**WRITTEN INSTRUCTION:**
Print the data exactly as it is given, please.
-=-=-=-=-
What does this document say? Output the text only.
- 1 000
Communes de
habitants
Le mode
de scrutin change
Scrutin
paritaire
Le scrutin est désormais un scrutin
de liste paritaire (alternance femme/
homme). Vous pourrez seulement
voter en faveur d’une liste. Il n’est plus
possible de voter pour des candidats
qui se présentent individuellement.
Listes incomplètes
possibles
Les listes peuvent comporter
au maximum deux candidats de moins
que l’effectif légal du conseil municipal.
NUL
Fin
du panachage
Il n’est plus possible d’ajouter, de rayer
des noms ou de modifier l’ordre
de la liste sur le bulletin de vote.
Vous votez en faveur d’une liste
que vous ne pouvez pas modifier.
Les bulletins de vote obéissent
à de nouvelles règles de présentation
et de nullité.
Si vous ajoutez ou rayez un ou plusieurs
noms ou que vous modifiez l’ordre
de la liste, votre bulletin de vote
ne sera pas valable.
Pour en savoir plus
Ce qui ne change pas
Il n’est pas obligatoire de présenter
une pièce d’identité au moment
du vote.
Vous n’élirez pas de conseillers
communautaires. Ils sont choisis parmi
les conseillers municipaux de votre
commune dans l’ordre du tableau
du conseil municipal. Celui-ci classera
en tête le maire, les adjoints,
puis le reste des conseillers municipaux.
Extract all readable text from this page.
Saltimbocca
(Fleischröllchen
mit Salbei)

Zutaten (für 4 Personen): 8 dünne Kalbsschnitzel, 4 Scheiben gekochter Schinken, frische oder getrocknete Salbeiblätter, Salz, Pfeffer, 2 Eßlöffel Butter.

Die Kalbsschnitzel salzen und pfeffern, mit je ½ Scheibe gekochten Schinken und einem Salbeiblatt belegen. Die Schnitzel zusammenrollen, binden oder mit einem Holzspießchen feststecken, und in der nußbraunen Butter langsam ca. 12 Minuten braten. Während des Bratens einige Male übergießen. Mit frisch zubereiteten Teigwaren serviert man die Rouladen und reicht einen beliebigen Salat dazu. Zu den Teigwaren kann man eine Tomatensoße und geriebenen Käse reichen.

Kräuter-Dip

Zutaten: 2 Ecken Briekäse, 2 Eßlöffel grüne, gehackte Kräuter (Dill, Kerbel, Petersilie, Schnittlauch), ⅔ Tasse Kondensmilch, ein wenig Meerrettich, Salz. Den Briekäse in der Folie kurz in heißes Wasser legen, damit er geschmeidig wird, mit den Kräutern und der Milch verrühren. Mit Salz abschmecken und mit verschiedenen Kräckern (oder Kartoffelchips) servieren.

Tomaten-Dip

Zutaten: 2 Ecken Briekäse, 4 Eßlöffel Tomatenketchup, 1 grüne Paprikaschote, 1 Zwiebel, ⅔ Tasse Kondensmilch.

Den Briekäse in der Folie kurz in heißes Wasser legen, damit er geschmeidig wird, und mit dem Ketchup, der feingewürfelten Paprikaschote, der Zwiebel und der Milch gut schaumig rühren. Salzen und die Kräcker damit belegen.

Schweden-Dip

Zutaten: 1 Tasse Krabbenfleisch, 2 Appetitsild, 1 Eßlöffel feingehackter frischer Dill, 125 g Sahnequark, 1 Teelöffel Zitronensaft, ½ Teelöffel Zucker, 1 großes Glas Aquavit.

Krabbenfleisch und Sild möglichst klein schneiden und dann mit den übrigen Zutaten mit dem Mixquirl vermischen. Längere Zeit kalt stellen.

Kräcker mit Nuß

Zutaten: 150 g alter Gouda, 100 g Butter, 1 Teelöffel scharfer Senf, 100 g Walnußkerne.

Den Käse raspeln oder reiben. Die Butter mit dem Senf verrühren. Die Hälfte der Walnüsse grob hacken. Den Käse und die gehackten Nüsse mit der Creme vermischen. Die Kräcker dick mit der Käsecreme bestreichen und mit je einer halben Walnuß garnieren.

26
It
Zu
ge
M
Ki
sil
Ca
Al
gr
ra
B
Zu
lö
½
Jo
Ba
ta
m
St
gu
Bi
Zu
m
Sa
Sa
-=-=-=-=-
**SOLUTION TO THIS PROBLEM:**
What does this document say? Output the text only.
- 1 000
Communes de
habitants
Le mode
de scrutin change
Scrutin
paritaire
Le scrutin est désormais un scrutin
de liste paritaire (alternance femme/
homme). Vous pourrez seulement
voter en faveur d’une liste. Il n’est plus
possible de voter pour des candidats
qui se présentent individuellement.
Listes incomplètes
possibles
Les listes peuvent comporter
au maximum deux candidats de moins
que l’effectif légal du conseil municipal.
NUL
Fin
du panachage
Il n’est plus possible d’ajouter, de rayer
des noms ou de modifier l’ordre
de la liste sur le bulletin de vote.
Vous votez en faveur d’une liste
que vous ne pouvez pas modifier.
Les bulletins de vote obéissent
à de nouvelles règles de présentation
et de nullité.
Si vous ajoutez ou rayez un ou plusieurs
noms ou que vous modifiez l’ordre
de la liste, votre bulletin de vote
ne sera pas valable.
Pour en savoir plus
Ce qui ne change pas
Il n’est pas obligatoire de présenter
une pièce d’identité au moment
du vote.
Vous n’élirez pas de conseillers
communautaires. Ils sont choisis parmi
les conseillers municipaux de votre
commune dans l’ordre du tableau
du conseil municipal. Celui-ci classera
en tête le maire, les adjoints,
puis le reste des conseillers municipaux.
Extract all readable text from this page.
Saltimbocca
(Fleischröllchen
mit Salbei)

Zutaten (für 4 Personen): 8 dünne Kalbsschnitzel, 4 Scheiben gekochter Schinken, frische oder getrocknete Salbeiblätter, Salz, Pfeffer, 2 Eßlöffel Butter.

Die Kalbsschnitzel salzen und pfeffern, mit je ½ Scheibe gekochten Schinken und einem Salbeiblatt belegen. Die Schnitzel zusammenrollen, binden oder mit einem Holzspießchen feststecken, und in der nußbraunen Butter langsam ca. 12 Minuten braten. Während des Bratens einige Male übergießen. Mit frisch zubereiteten Teigwaren serviert man die Rouladen und reicht einen beliebigen Salat dazu. Zu den Teigwaren kann man eine Tomatensoße und geriebenen Käse reichen.

Kräuter-Dip

Zutaten: 2 Ecken Briekäse, 2 Eßlöffel grüne, gehackte Kräuter (Dill, Kerbel, Petersilie, Schnittlauch), ⅔ Tasse Kondensmilch, ein wenig Meerrettich, Salz. Den Briekäse in der Folie kurz in heißes Wasser legen, damit er geschmeidig wird, mit den Kräutern und der Milch verrühren. Mit Salz abschmecken und mit verschiedenen Kräckern (oder Kartoffelchips) servieren.

Tomaten-Dip

Zutaten: 2 Ecken Briekäse, 4 Eßlöffel Tomatenketchup, 1 grüne Paprikaschote, 1 Zwiebel, ⅔ Tasse Kondensmilch.

Den Briekäse in der Folie kurz in heißes Wasser legen, damit er geschmeidig wird, und mit dem Ketchup, der feingewürfelten Paprikaschote, der Zwiebel und der Milch gut schaumig rühren. Salzen und die Kräcker damit belegen.

Schweden-Dip

Zutaten: 1 Tasse Krabbenfleisch, 2 Appetitsild, 1 Eßlöffel feingehackter frischer Dill, 125 g Sahnequark, 1 Teelöffel Zitronensaft, ½ Teelöffel Zucker, 1 großes Glas Aquavit.

Krabbenfleisch und Sild möglichst klein schneiden und dann mit den übrigen Zutaten mit dem Mixquirl vermischen. Längere Zeit kalt stellen.

Kräcker mit Nuß

Zutaten: 150 g alter Gouda, 100 g Butter, 1 Teelöffel scharfer Senf, 100 g Walnußkerne.

Den Käse raspeln oder reiben. Die Butter mit dem Senf verrühren. Die Hälfte der Walnüsse grob hacken. Den Käse und die gehackten Nüsse mit der Creme vermischen. Die Kräcker dick mit der Käsecreme bestreichen und mit je einer halben Walnuß garnieren.

26
It
Zu
ge
M
Ki
sil
Ca
Al
gr
ra
B
Zu
lö
½
Jo
Ba
ta
m
St
gu
Bi
Zu
m
Sa
Sa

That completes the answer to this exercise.